## Dataset records
>> Start

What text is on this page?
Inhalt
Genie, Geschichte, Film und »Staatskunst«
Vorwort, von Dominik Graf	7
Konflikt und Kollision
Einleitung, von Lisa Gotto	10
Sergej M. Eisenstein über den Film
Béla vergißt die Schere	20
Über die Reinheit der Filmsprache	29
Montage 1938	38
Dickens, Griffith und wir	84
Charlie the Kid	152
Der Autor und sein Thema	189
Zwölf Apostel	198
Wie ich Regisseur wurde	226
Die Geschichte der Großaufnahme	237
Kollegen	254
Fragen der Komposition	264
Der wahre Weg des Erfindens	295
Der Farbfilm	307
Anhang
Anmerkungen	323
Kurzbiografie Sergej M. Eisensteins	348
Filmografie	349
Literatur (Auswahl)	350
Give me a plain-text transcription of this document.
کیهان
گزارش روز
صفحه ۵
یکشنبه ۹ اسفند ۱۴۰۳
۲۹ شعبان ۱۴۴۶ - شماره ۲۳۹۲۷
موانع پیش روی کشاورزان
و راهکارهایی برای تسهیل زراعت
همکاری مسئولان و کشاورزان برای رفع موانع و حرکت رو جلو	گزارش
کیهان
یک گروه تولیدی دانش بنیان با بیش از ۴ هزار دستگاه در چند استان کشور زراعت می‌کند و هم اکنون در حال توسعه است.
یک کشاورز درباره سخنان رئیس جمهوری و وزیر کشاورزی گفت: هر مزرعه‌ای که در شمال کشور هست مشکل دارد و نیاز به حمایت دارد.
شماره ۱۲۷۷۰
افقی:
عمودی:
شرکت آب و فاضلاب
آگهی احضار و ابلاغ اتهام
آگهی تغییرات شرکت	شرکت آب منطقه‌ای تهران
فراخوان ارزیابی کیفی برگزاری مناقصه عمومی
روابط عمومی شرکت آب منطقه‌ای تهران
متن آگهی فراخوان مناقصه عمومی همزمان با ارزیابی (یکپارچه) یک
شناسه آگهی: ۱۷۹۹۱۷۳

>> End

## Stated problem
Copy out every line from the one containing "Give me a plain-text" to the end of the material, both ends included.

## Complete answer
Give me a plain-text transcription of this document.
کیهان
گزارش روز
صفحه ۵
یکشنبه ۹ اسفند ۱۴۰۳
۲۹ شعبان ۱۴۴۶ - شماره ۲۳۹۲۷
موانع پیش روی کشاورزان
و راهکارهایی برای تسهیل زراعت
همکاری مسئولان و کشاورزان برای رفع موانع و حرکت رو جلو	گزارش
کیهان
یک گروه تولیدی دانش بنیان با بیش از ۴ هزار دستگاه در چند استان کشور زراعت می‌کند و هم اکنون در حال توسعه است.
یک کشاورز درباره سخنان رئیس جمهوری و وزیر کشاورزی گفت: هر مزرعه‌ای که در شمال کشور هست مشکل دارد و نیاز به حمایت دارد.
شماره ۱۲۷۷۰
افقی:
عمودی:
شرکت آب و فاضلاب
آگهی احضار و ابلاغ اتهام
آگهی تغییرات شرکت	شرکت آب منطقه‌ای تهران
فراخوان ارزیابی کیفی برگزاری مناقصه عمومی
روابط عمومی شرکت آب منطقه‌ای تهران
متن آگهی فراخوان مناقصه عمومی همزمان با ارزیابی (یکپارچه) یک
شناسه آگهی: ۱۷۹۹۱۷۳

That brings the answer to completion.